── Text block

Wednesday, May 2, 2018

Mayday is always a reminder


Rise and Resist, Ravi, Deirdre and other friends on Mayday 2018.


Maydayis always a reminder of a crazy collective dream.
We meet at Union Square, the anarchists and immigrants, the socialists and the workers, the critical masses and occupiers, ghosts and Haymarket Martyrs converging in time. I’ve been through three cohorts of activist communities – from global justice through occupy and critical mass – that were involved with Mayday actions over the years. I think of them as I ride, wondering how many more are in store for me in the next two decades.
I ride by Petit Versailles Community Garden on Houston Street for their annual Beltaine Celebration.

────
── Recorded data

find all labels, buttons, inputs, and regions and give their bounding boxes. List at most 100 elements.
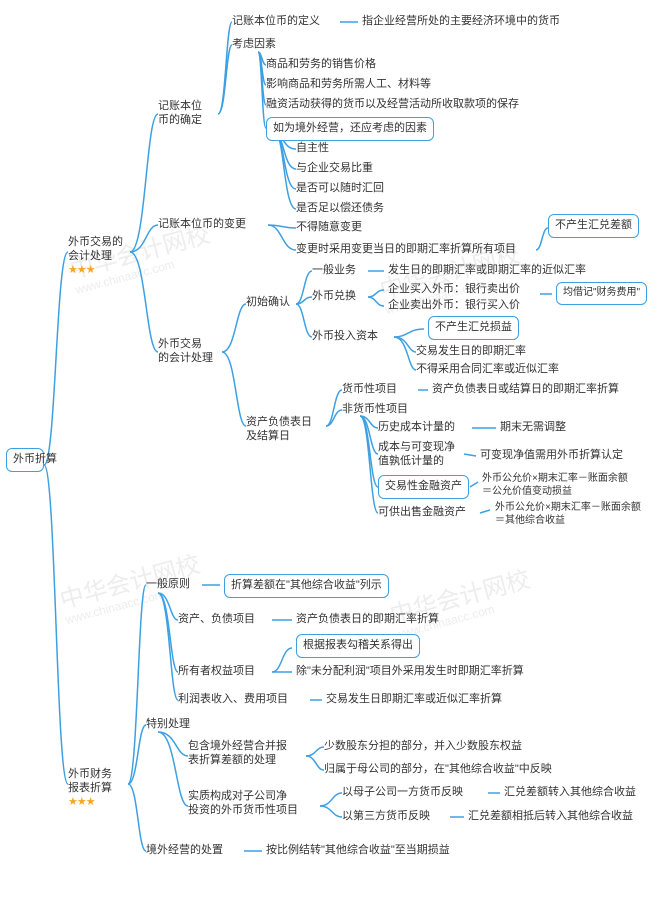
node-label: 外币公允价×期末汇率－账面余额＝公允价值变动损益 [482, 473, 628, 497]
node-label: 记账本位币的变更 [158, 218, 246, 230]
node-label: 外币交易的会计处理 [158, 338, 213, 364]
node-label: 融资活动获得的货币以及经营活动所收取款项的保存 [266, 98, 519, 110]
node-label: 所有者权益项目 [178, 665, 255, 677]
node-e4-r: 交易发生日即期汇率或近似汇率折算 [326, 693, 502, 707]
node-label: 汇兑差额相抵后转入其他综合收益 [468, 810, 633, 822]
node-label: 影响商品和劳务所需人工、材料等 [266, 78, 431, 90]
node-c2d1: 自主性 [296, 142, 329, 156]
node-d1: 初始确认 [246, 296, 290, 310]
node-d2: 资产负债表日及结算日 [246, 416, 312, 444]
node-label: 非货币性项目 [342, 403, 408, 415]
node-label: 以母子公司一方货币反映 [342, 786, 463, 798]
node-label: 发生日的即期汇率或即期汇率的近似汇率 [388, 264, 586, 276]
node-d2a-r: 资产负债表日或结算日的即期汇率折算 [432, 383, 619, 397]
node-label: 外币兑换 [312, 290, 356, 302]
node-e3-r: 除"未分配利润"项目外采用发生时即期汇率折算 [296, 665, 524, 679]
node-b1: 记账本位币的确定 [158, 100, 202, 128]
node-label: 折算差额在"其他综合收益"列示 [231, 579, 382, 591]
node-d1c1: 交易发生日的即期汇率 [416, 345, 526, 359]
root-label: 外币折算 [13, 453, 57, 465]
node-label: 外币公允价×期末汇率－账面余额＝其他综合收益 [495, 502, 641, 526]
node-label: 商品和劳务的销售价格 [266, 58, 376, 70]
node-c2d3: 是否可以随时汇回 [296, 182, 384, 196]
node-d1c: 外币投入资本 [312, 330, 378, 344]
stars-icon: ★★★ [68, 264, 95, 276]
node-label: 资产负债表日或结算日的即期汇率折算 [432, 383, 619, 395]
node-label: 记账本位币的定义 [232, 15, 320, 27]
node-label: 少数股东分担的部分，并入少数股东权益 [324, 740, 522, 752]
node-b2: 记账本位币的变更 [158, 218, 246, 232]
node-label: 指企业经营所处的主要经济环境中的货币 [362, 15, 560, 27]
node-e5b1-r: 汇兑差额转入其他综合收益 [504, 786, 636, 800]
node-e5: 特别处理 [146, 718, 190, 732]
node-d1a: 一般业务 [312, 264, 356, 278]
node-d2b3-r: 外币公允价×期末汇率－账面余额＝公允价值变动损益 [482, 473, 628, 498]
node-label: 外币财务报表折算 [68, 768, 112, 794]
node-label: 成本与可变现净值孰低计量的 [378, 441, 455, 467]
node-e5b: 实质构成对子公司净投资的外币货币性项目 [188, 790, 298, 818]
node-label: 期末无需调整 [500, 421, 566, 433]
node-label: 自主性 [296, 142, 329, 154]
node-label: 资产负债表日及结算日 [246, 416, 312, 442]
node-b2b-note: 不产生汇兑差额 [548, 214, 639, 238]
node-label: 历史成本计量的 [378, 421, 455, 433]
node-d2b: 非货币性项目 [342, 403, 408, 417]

────

Task A:
In the Mayday post, print the passage from "Rise and Resist, Ravi, Deirdre" to "next two decades.".
Task B:
Answer these questions using the Mayday post:
(i) Where does the group meet?
(ii) How many cohorts of activist communities has the writer been through?
(iii) Which community garden does the writer ride by, and what event is it holding?

Written reply A:
Rise and Resist, Ravi, Deirdre and other friends on Mayday 2018.


Maydayis always a reminder of a crazy collective dream.
We meet at Union Square, the anarchists and immigrants, the socialists and the workers, the critical masses and occupiers, ghosts and Haymarket Martyrs converging in time. I’ve been through three cohorts of activist communities – from global justice through occupy and critical mass – that were involved with Mayday actions over the years. I think of them as I ride, wondering how many more are in store for me in the next two decades.

Written reply B:
(i) Union Square.
(ii) Three.
(iii) Petit Versailles Community Garden on Houston Street, for its annual Beltaine Celebration.